— begin Extracted records —

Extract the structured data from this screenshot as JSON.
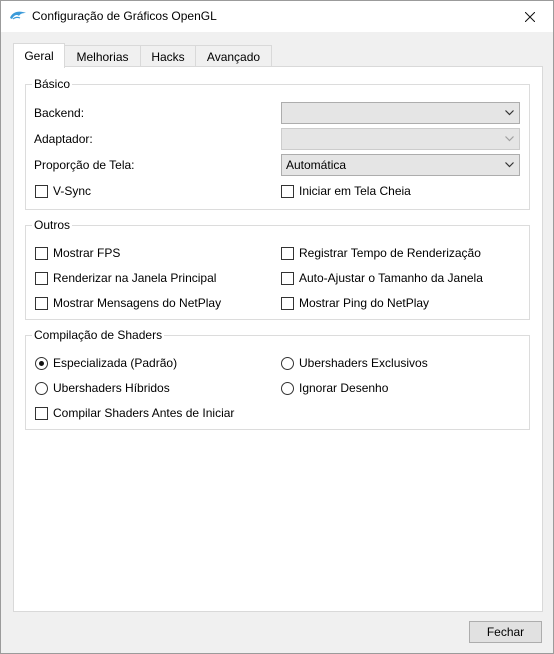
{
  "window": {
    "title": "Configuração de Gráficos OpenGL",
    "icon": "dolphin-icon",
    "accent_color": "#3a9ad9"
  },
  "tabs": [
    {
      "label": "Geral",
      "active": true
    },
    {
      "label": "Melhorias",
      "active": false
    },
    {
      "label": "Hacks",
      "active": false
    },
    {
      "label": "Avançado",
      "active": false
    }
  ],
  "basico": {
    "title": "Básico",
    "backend_label": "Backend:",
    "backend_value": "",
    "adaptador_label": "Adaptador:",
    "adaptador_value": "",
    "proporcao_label": "Proporção de Tela:",
    "proporcao_value": "Automática",
    "vsync": {
      "label": "V-Sync",
      "checked": false
    },
    "fullscreen": {
      "label": "Iniciar em Tela Cheia",
      "checked": false
    }
  },
  "outros": {
    "title": "Outros",
    "items": [
      {
        "label": "Mostrar FPS",
        "checked": false
      },
      {
        "label": "Registrar Tempo de Renderização",
        "checked": false
      },
      {
        "label": "Renderizar na Janela Principal",
        "checked": false
      },
      {
        "label": "Auto-Ajustar o Tamanho da Janela",
        "checked": false
      },
      {
        "label": "Mostrar Mensagens do NetPlay",
        "checked": false
      },
      {
        "label": "Mostrar Ping do NetPlay",
        "checked": false
      }
    ]
  },
  "shaders": {
    "title": "Compilação de Shaders",
    "radios": [
      {
        "label": "Especializada (Padrão)",
        "selected": true
      },
      {
        "label": "Ubershaders Exclusivos",
        "selected": false
      },
      {
        "label": "Ubershaders Híbridos",
        "selected": false
      },
      {
        "label": "Ignorar Desenho",
        "selected": false
      }
    ],
    "compile_before": {
      "label": "Compilar Shaders Antes de Iniciar",
      "checked": false
    }
  },
  "footer": {
    "close_label": "Fechar"
  }
}
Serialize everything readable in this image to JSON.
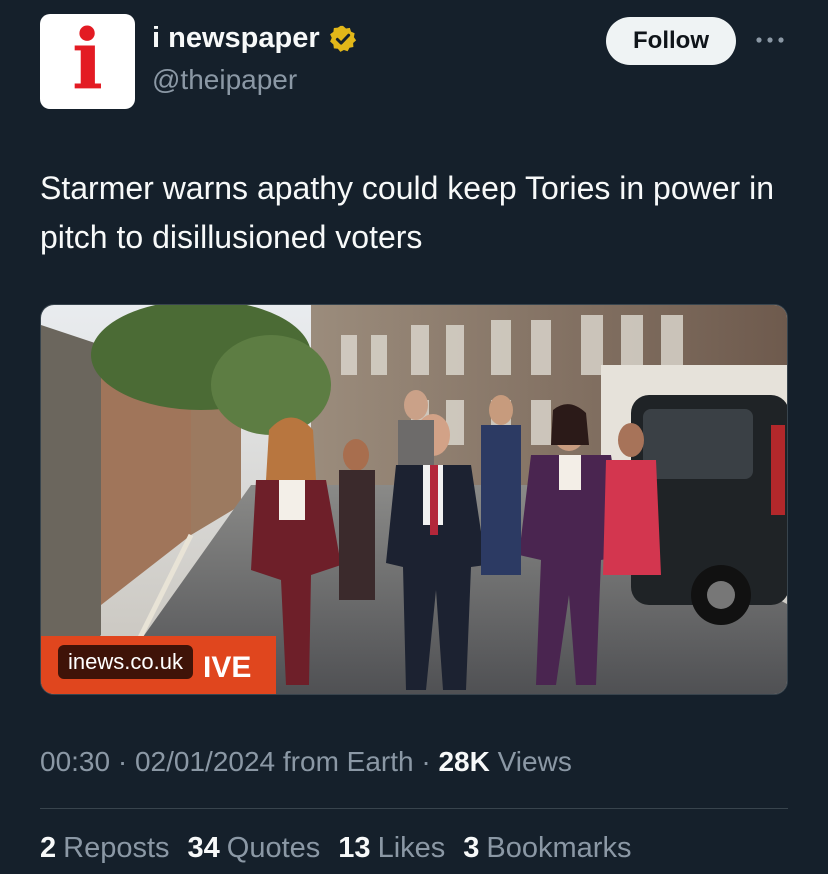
{
  "account": {
    "logo_letter": "i",
    "display_name": "i newspaper",
    "handle": "@theipaper",
    "verified_badge_icon": "gold-verified-badge",
    "verified_color": "#e2b719"
  },
  "header": {
    "follow_label": "Follow",
    "more_icon": "more-horizontal-icon"
  },
  "tweet": {
    "text": "Starmer warns apathy could keep Tories in power in pitch to disillusioned voters"
  },
  "media": {
    "banner_text": "EXCLUSIVE",
    "banner_visible_text": "IVE",
    "banner_color": "#e0461e",
    "link_domain": "inews.co.uk"
  },
  "meta": {
    "time": "00:30",
    "separator": "·",
    "date": "02/01/2024",
    "source": "from Earth",
    "views_count": "28K",
    "views_label": "Views"
  },
  "stats": [
    {
      "count": "2",
      "label": "Reposts"
    },
    {
      "count": "34",
      "label": "Quotes"
    },
    {
      "count": "13",
      "label": "Likes"
    },
    {
      "count": "3",
      "label": "Bookmarks"
    }
  ],
  "colors": {
    "background": "#15202b",
    "text_primary": "#f7f9f9",
    "text_secondary": "#8b98a5",
    "divider": "#38444d",
    "logo_red": "#e31b23"
  }
}
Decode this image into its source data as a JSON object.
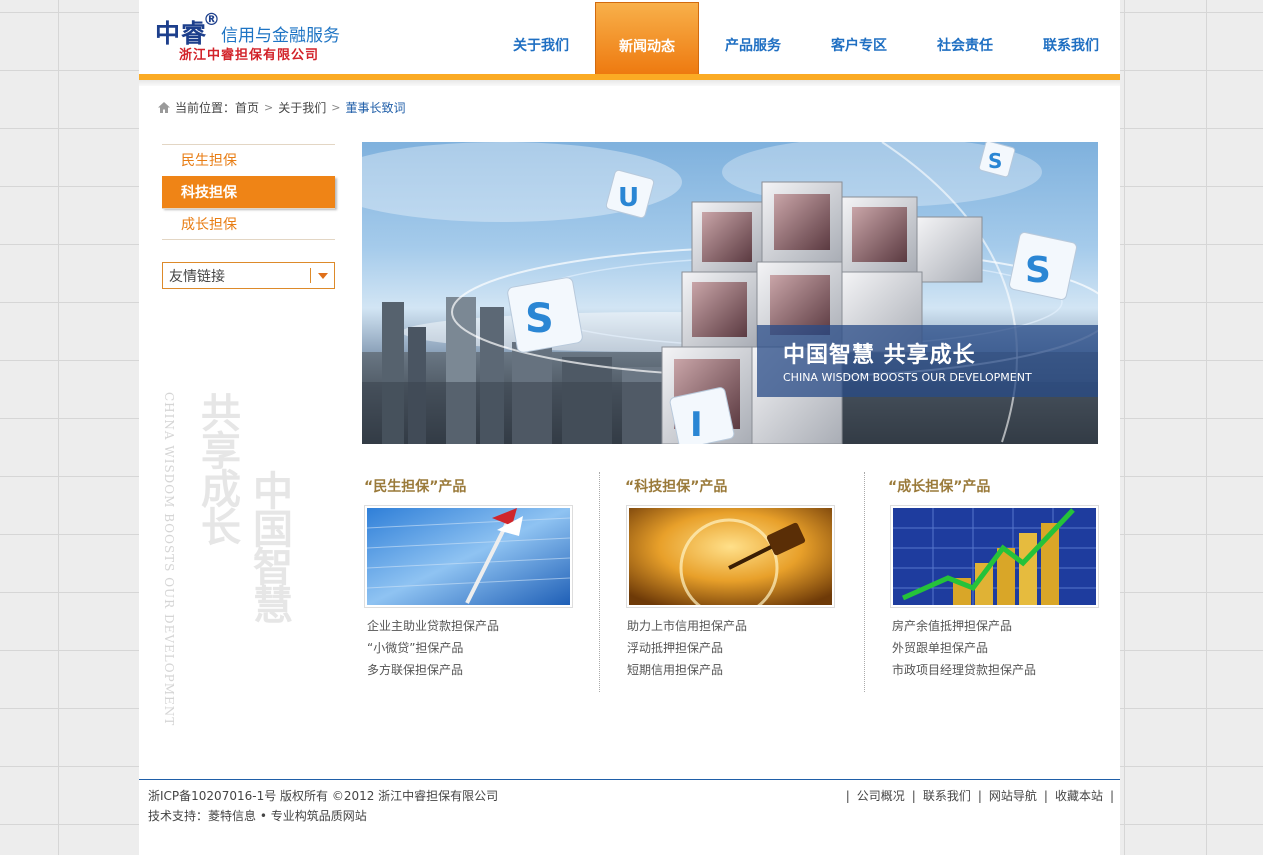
{
  "logo": {
    "main": "中睿",
    "reg": "®",
    "slogan": "信用与金融服务",
    "company": "浙江中睿担保有限公司"
  },
  "nav": [
    {
      "label": "关于我们",
      "active": false
    },
    {
      "label": "新闻动态",
      "active": true
    },
    {
      "label": "产品服务",
      "active": false
    },
    {
      "label": "客户专区",
      "active": false
    },
    {
      "label": "社会责任",
      "active": false
    },
    {
      "label": "联系我们",
      "active": false
    }
  ],
  "breadcrumb": {
    "prefix": "当前位置：",
    "items": [
      "首页",
      "关于我们"
    ],
    "current": "董事长致词"
  },
  "sidebar": {
    "items": [
      {
        "label": "民生担保",
        "active": false
      },
      {
        "label": "科技担保",
        "active": true
      },
      {
        "label": "成长担保",
        "active": false
      }
    ],
    "friend_links": "友情链接"
  },
  "watermark": {
    "en": "CHINA WISDOM BOOSTS OUR DEVELOPMENT",
    "cn_line1": "共享成长",
    "cn_line2": "中国智慧"
  },
  "banner": {
    "title_cn": "中国智慧 共享成长",
    "title_en": "CHINA WISDOM BOOSTS OUR DEVELOPMENT"
  },
  "products": [
    {
      "title": "“民生担保”产品",
      "items": [
        "企业主助业贷款担保产品",
        "“小微贷”担保产品",
        "多方联保担保产品"
      ]
    },
    {
      "title": "“科技担保”产品",
      "items": [
        "助力上市信用担保产品",
        "浮动抵押担保产品",
        "短期信用担保产品"
      ]
    },
    {
      "title": "“成长担保”产品",
      "items": [
        "房产余值抵押担保产品",
        "外贸跟单担保产品",
        "市政项目经理贷款担保产品"
      ]
    }
  ],
  "footer": {
    "line1": "浙ICP备10207016-1号  版权所有  ©2012  浙江中睿担保有限公司",
    "line2": "技术支持：菱特信息 • 专业构筑品质网站",
    "links": [
      "公司概况",
      "联系我们",
      "网站导航",
      "收藏本站"
    ]
  },
  "colors": {
    "brand_blue": "#1f6fc2",
    "accent_orange": "#ef8416",
    "header_bar": "#fbab24"
  }
}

— end Extracted records —

→ Stated goal: Determine how many lines in the data above contain the string "NetPlay". Give nothing except the number.

→ Output below: 2